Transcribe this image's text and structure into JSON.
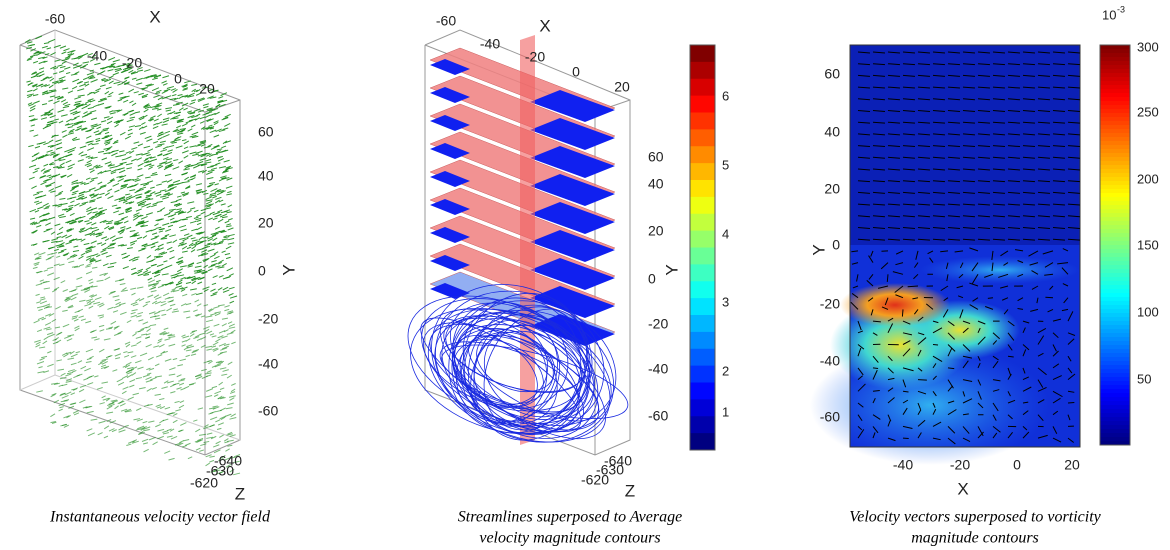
{
  "panels": [
    {
      "x_label": "X",
      "y_label": "Y",
      "z_label": "Z",
      "x_ticks": [
        "-60",
        "-40",
        "-20",
        "0",
        "20"
      ],
      "y_ticks": [
        "60",
        "40",
        "20",
        "0",
        "-20",
        "-40",
        "-60"
      ],
      "z_ticks": [
        "-640",
        "-630",
        "-620"
      ],
      "caption": [
        "Instantaneous velocity vector field"
      ]
    },
    {
      "x_label": "X",
      "y_label": "Y",
      "z_label": "Z",
      "x_ticks": [
        "-60",
        "-40",
        "-20",
        "0",
        "20"
      ],
      "y_ticks": [
        "60",
        "40",
        "20",
        "0",
        "-20",
        "-40",
        "-60"
      ],
      "z_ticks": [
        "-640",
        "-630",
        "-620"
      ],
      "colorbar_ticks": [
        "6",
        "5",
        "4",
        "3",
        "2",
        "1"
      ],
      "caption": [
        "Streamlines superposed to Average",
        "velocity magnitude contours"
      ]
    },
    {
      "x_label": "X",
      "y_label": "Y",
      "x_ticks": [
        "-40",
        "-20",
        "0",
        "20"
      ],
      "y_ticks": [
        "60",
        "40",
        "20",
        "0",
        "-20",
        "-40",
        "-60"
      ],
      "colorbar_scale": {
        "base": "10",
        "exponent": "-3"
      },
      "colorbar_ticks": [
        "300",
        "250",
        "200",
        "150",
        "100",
        "50"
      ],
      "caption": [
        "Velocity vectors superposed to vorticity",
        "magnitude contours"
      ]
    }
  ]
}
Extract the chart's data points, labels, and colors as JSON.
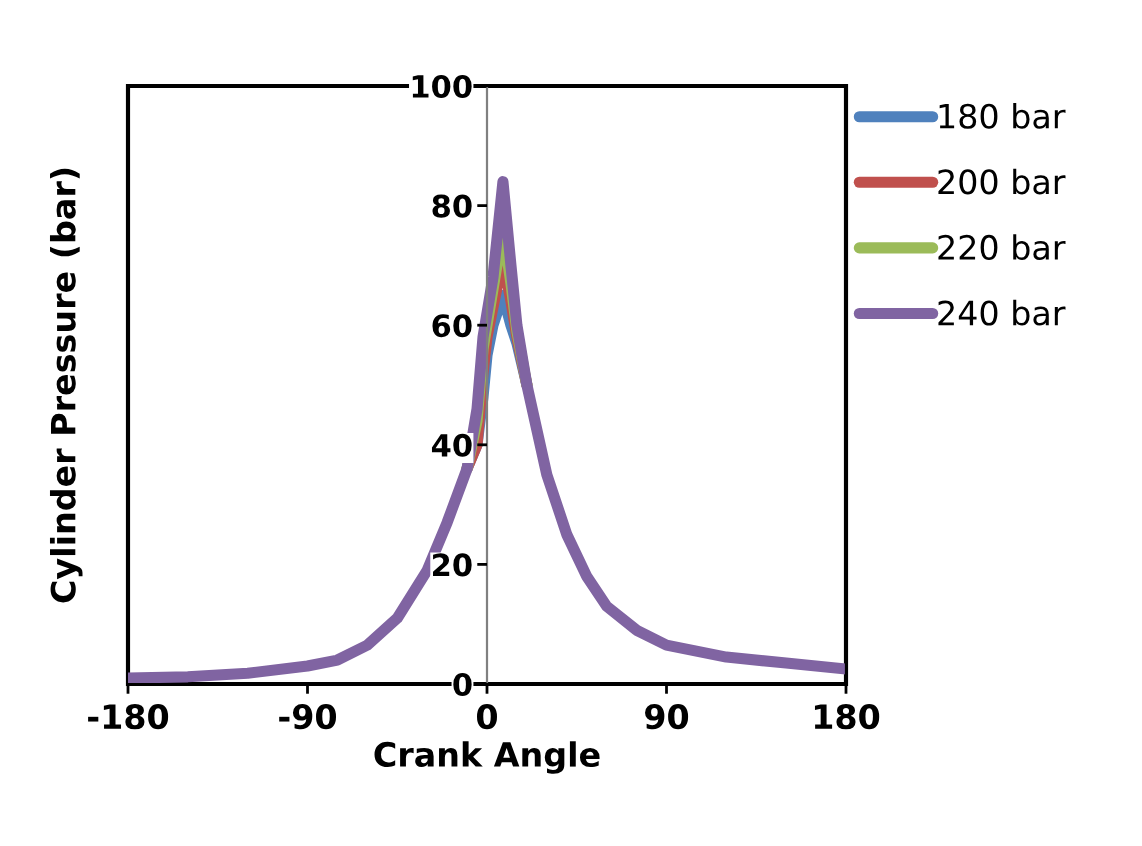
{
  "chart_data": {
    "type": "line",
    "xlabel": "Crank Angle",
    "ylabel": "Cylinder Pressure (bar)",
    "xlim": [
      -180,
      180
    ],
    "ylim": [
      0,
      100
    ],
    "xticks": [
      -180,
      -90,
      0,
      90,
      180
    ],
    "yticks": [
      0,
      20,
      40,
      60,
      80,
      100
    ],
    "grid": false,
    "legend": "right",
    "marker": "none",
    "line_style": "solid",
    "x": [
      -180,
      -150,
      -120,
      -90,
      -75,
      -60,
      -45,
      -30,
      -20,
      -10,
      -5,
      -2,
      0,
      3,
      8,
      12,
      15,
      20,
      30,
      40,
      50,
      60,
      75,
      90,
      120,
      150,
      180
    ],
    "series": [
      {
        "name": "180 bar",
        "color": "#4f81bd",
        "values": [
          null,
          null,
          null,
          null,
          null,
          null,
          null,
          null,
          null,
          36,
          40,
          48,
          55,
          60,
          65,
          60,
          57,
          50,
          null,
          null,
          null,
          null,
          null,
          null,
          null,
          null,
          null
        ]
      },
      {
        "name": "200 bar",
        "color": "#c0504d",
        "values": [
          null,
          null,
          null,
          null,
          null,
          null,
          null,
          null,
          null,
          36,
          40,
          52,
          58,
          63,
          71,
          64,
          58,
          50,
          null,
          null,
          null,
          null,
          null,
          null,
          null,
          null,
          null
        ]
      },
      {
        "name": "220 bar",
        "color": "#9bbb59",
        "values": [
          null,
          null,
          null,
          null,
          null,
          null,
          null,
          null,
          null,
          36,
          44,
          56,
          60,
          66,
          76,
          67,
          59,
          50,
          null,
          null,
          null,
          null,
          null,
          null,
          null,
          null,
          null
        ]
      },
      {
        "name": "240 bar",
        "color": "#8064a2",
        "values": [
          1,
          1.2,
          1.8,
          3,
          4,
          6.5,
          11,
          19,
          27,
          36,
          46,
          58,
          62,
          68,
          84,
          70,
          60,
          50,
          35,
          25,
          18,
          13,
          9,
          6.5,
          4.5,
          3.5,
          2.5
        ]
      }
    ]
  }
}
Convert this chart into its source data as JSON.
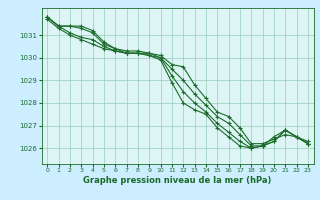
{
  "title": "Graphe pression niveau de la mer (hPa)",
  "background_color": "#cceeff",
  "plot_bg_color": "#ddf5f5",
  "grid_color": "#99ccbb",
  "line_color": "#1a6b2a",
  "xlim": [
    -0.5,
    23.5
  ],
  "ylim": [
    1025.3,
    1032.2
  ],
  "yticks": [
    1026,
    1027,
    1028,
    1029,
    1030,
    1031
  ],
  "xticks": [
    0,
    1,
    2,
    3,
    4,
    5,
    6,
    7,
    8,
    9,
    10,
    11,
    12,
    13,
    14,
    15,
    16,
    17,
    18,
    19,
    20,
    21,
    22,
    23
  ],
  "series": [
    [
      1031.8,
      1031.4,
      1031.4,
      1031.4,
      1031.2,
      1030.7,
      1030.4,
      1030.3,
      1030.3,
      1030.2,
      1030.1,
      1029.7,
      1029.6,
      1028.8,
      1028.2,
      1027.6,
      1027.4,
      1026.9,
      1026.2,
      1026.2,
      1026.4,
      1026.6,
      1026.5,
      1026.3
    ],
    [
      1031.8,
      1031.4,
      1031.4,
      1031.3,
      1031.1,
      1030.6,
      1030.4,
      1030.2,
      1030.2,
      1030.2,
      1030.0,
      1029.5,
      1029.0,
      1028.4,
      1027.9,
      1027.4,
      1027.1,
      1026.6,
      1026.1,
      1026.1,
      1026.3,
      1026.8,
      1026.5,
      1026.2
    ],
    [
      1031.8,
      1031.4,
      1031.1,
      1030.9,
      1030.8,
      1030.5,
      1030.3,
      1030.2,
      1030.2,
      1030.1,
      1030.0,
      1029.2,
      1028.5,
      1028.0,
      1027.6,
      1027.1,
      1026.7,
      1026.3,
      1026.0,
      1026.1,
      1026.5,
      1026.8,
      1026.5,
      1026.2
    ],
    [
      1031.7,
      1031.3,
      1031.0,
      1030.8,
      1030.6,
      1030.4,
      1030.3,
      1030.2,
      1030.2,
      1030.1,
      1029.9,
      1028.9,
      1028.0,
      1027.7,
      1027.5,
      1026.9,
      1026.5,
      1026.1,
      1026.0,
      1026.1,
      1026.3,
      1026.8,
      1026.5,
      1026.2
    ]
  ]
}
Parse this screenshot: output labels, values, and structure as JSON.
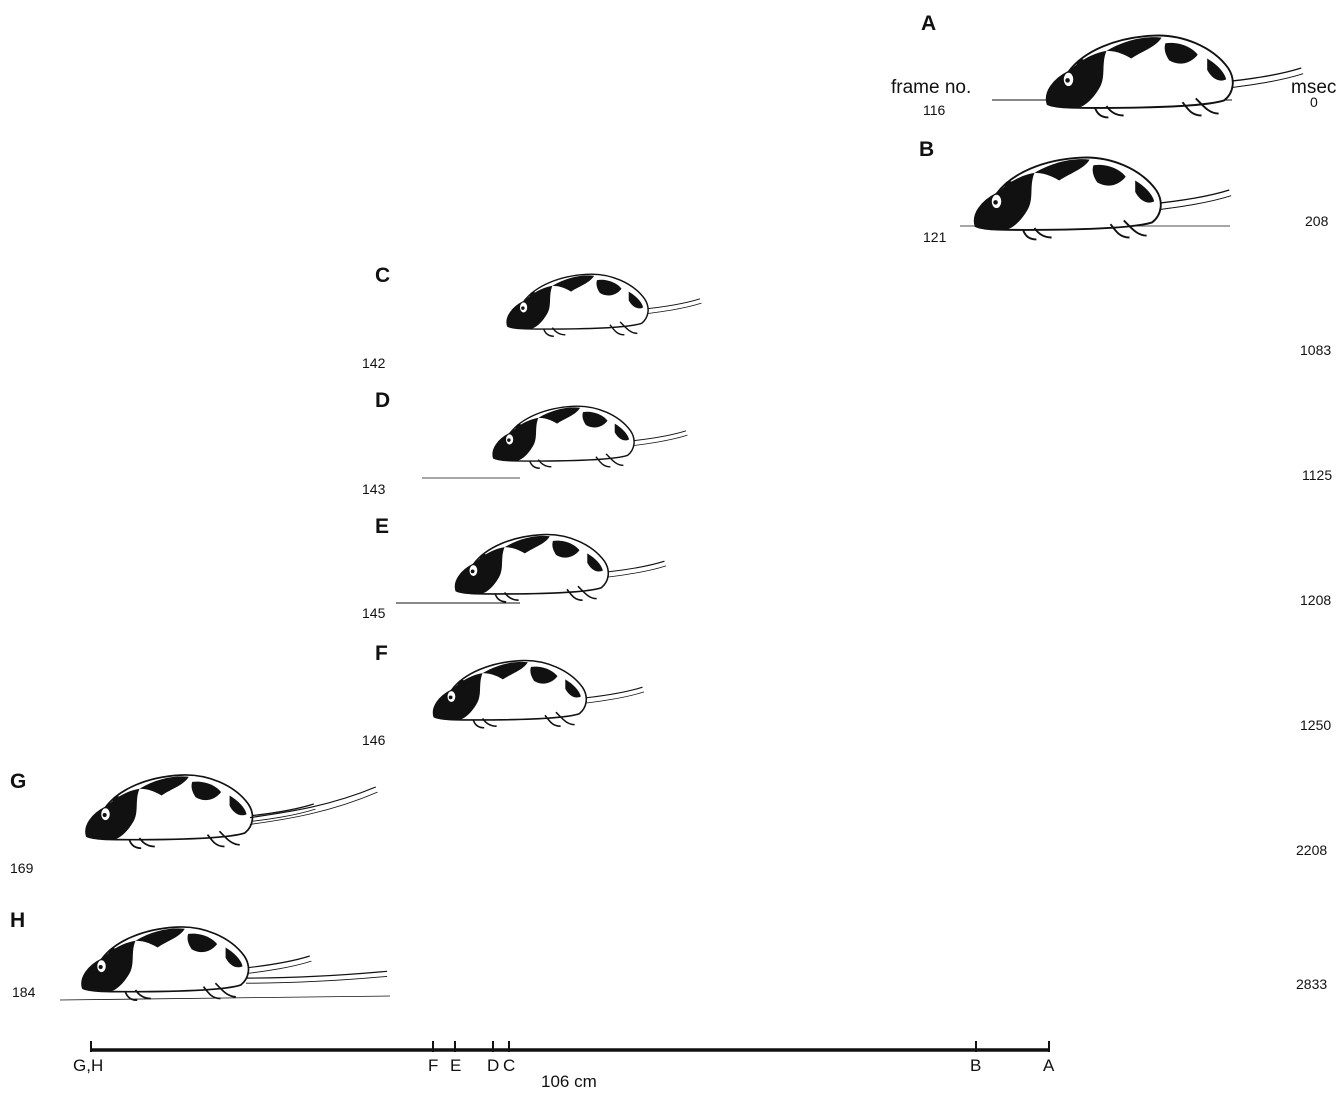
{
  "header": {
    "frame_label": "frame no.",
    "time_label": "msec"
  },
  "frames": [
    {
      "letter": "A",
      "frame_no": "116",
      "msec": "0"
    },
    {
      "letter": "B",
      "frame_no": "121",
      "msec": "208"
    },
    {
      "letter": "C",
      "frame_no": "142",
      "msec": "1083"
    },
    {
      "letter": "D",
      "frame_no": "143",
      "msec": "1125"
    },
    {
      "letter": "E",
      "frame_no": "145",
      "msec": "1208"
    },
    {
      "letter": "F",
      "frame_no": "146",
      "msec": "1250"
    },
    {
      "letter": "G",
      "frame_no": "169",
      "msec": "2208"
    },
    {
      "letter": "H",
      "frame_no": "184",
      "msec": "2833"
    }
  ],
  "scale": {
    "distance_label": "106 cm",
    "tick_labels": [
      "G,H",
      "F",
      "E",
      "D",
      "C",
      "B",
      "A"
    ]
  },
  "colors": {
    "ink": "#111111",
    "paper": "#ffffff"
  }
}
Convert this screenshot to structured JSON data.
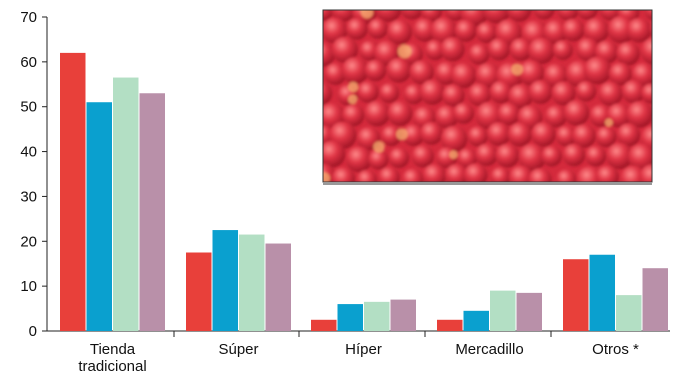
{
  "chart_data": {
    "type": "bar",
    "title": "",
    "xlabel": "",
    "ylabel": "",
    "ylim": [
      0,
      70
    ],
    "yticks": [
      0,
      10,
      20,
      30,
      40,
      50,
      60,
      70
    ],
    "grid": false,
    "categories": [
      [
        "Tienda",
        "tradicional"
      ],
      [
        "Súper"
      ],
      [
        "Híper"
      ],
      [
        "Mercadillo"
      ],
      [
        "Otros *"
      ]
    ],
    "series": [
      {
        "color": "#e8403a",
        "values": [
          62,
          17.5,
          2.5,
          2.5,
          16
        ]
      },
      {
        "color": "#0aa0cf",
        "values": [
          51,
          22.5,
          6,
          4.5,
          17
        ]
      },
      {
        "color": "#b3dfc4",
        "values": [
          56.5,
          21.5,
          6.5,
          9,
          8
        ]
      },
      {
        "color": "#b990a9",
        "values": [
          53,
          19.5,
          7,
          8.5,
          14
        ]
      }
    ]
  },
  "photo": {
    "icon": "red-apples-photo",
    "color": "#d42a3c"
  }
}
++++++
■ What is asked
Tell how many lines in the records above contain "magnitude", giving the number and no other words.

■ Answer to the exercise
2